[Start of TASK DATA]

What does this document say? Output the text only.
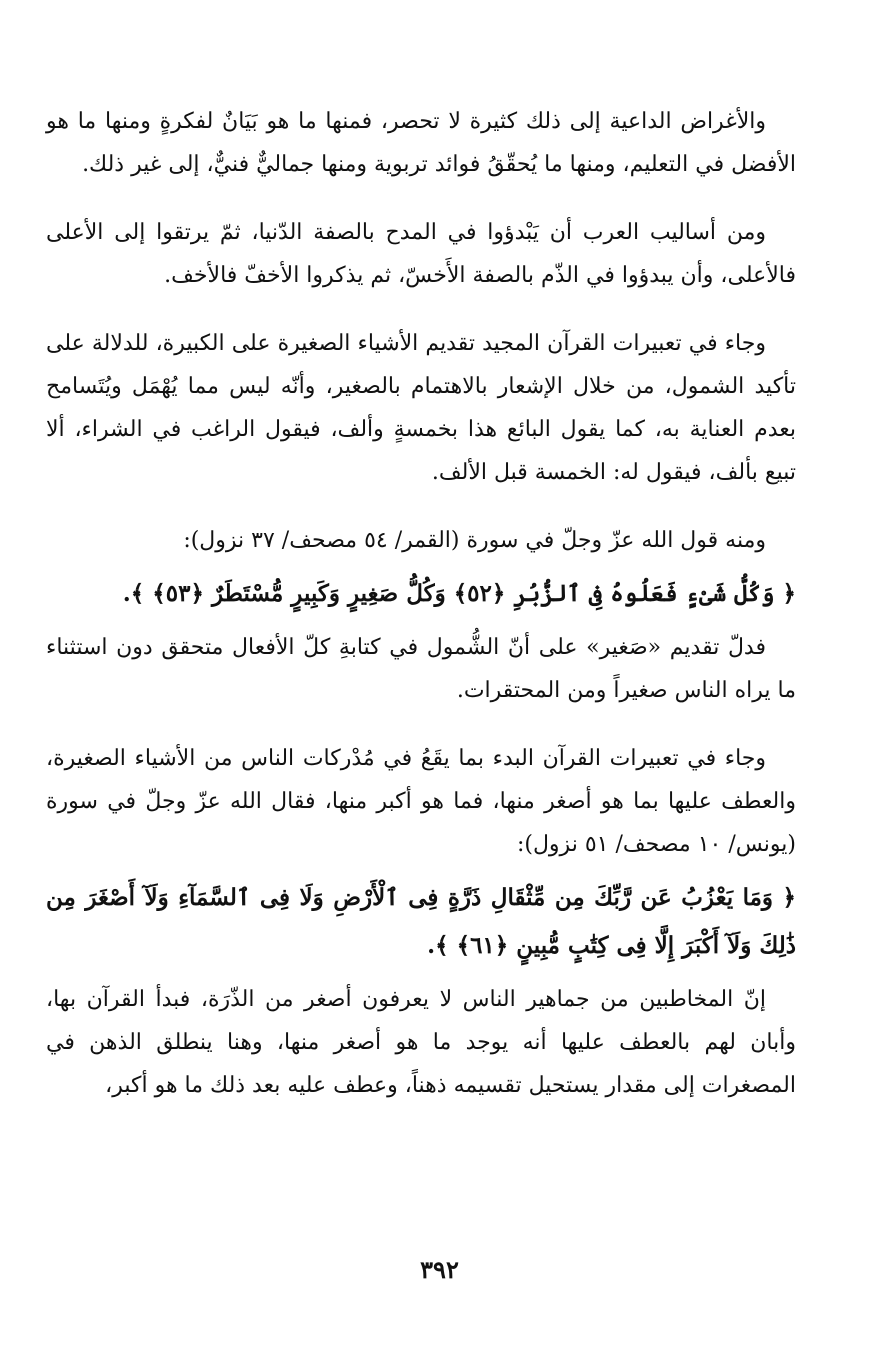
والأغراض الداعية إلى ذلك كثيرة لا تحصر، فمنها ما هو بَيَانٌ لفكرةٍ ومنها ما هو الأفضل في التعليم، ومنها ما يُحقّقُ فوائد تربوية ومنها جماليٌّ فنيٌّ، إلى غير ذلك.

ومن أساليب العرب أن يَبْدؤوا في المدح بالصفة الدّنيا، ثمّ يرتقوا إلى الأعلى فالأعلى، وأن يبدؤوا في الذّم بالصفة الأَخسّ، ثم يذكروا الأخفّ فالأخف.

وجاء في تعبيرات القرآن المجيد تقديم الأشياء الصغيرة على الكبيرة، للدلالة على تأكيد الشمول، من خلال الإشعار بالاهتمام بالصغير، وأنّه ليس مما يُهْمَل ويُتَسامح بعدم العناية به، كما يقول البائع هذا بخمسةٍ وألف، فيقول الراغب في الشراء، ألا تبيع بألف، فيقول له: الخمسة قبل الألف.

ومنه قول الله عزّ وجلّ في سورة (القمر/ ٥٤ مصحف/ ٣٧ نزول):

﴿ وَكُلُّ شَىْءٍ فَعَلُوهُ فِى ٱلزُّبُرِ ﴿٥٢﴾ وَكُلُّ صَغِيرٍ وَكَبِيرٍ مُّسْتَطَرٌ ﴿٥٣﴾ ﴾.

فدلّ تقديم «صَغير» على أنّ الشُّمول في كتابةِ كلّ الأفعال متحقق دون استثناء ما يراه الناس صغيراً ومن المحتقرات.

وجاء في تعبيرات القرآن البدء بما يقَعُ في مُدْركات الناس من الأشياء الصغيرة، والعطف عليها بما هو أصغر منها، فما هو أكبر منها، فقال الله عزّ وجلّ في سورة (يونس/ ١٠ مصحف/ ٥١ نزول):

﴿ وَمَا يَعْزُبُ عَن رَّبِّكَ مِن مِّثْقَالِ ذَرَّةٍ فِى ٱلْأَرْضِ وَلَا فِى ٱلسَّمَآءِ وَلَآ أَصْغَرَ مِن ذَٰلِكَ وَلَآ أَكْبَرَ إِلَّا فِى كِتَٰبٍ مُّبِينٍ ﴿٦١﴾ ﴾.

إنّ المخاطبين من جماهير الناس لا يعرفون أصغر من الذّرَة، فبدأ القرآن بها، وأبان لهم بالعطف عليها أنه يوجد ما هو أصغر منها، وهنا ينطلق الذهن في المصغرات إلى مقدار يستحيل تقسيمه ذهناً، وعطف عليه بعد ذلك ما هو أكبر،

٣٩٢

[End of TASK DATA]

# EXERCISE:
Select from the material above each line in which the string "تقديم" appears, and list those lines.

# EXERCISE RESULT:
وجاء في تعبيرات القرآن المجيد تقديم الأشياء الصغيرة على الكبيرة، للدلالة على تأكيد الشمول، من خلال الإشعار بالاهتمام بالصغير، وأنّه ليس مما يُهْمَل ويُتَسامح بعدم العناية به، كما يقول البائع هذا بخمسةٍ وألف، فيقول الراغب في الشراء، ألا تبيع بألف، فيقول له: الخمسة قبل الألف.
فدلّ تقديم «صَغير» على أنّ الشُّمول في كتابةِ كلّ الأفعال متحقق دون استثناء ما يراه الناس صغيراً ومن المحتقرات.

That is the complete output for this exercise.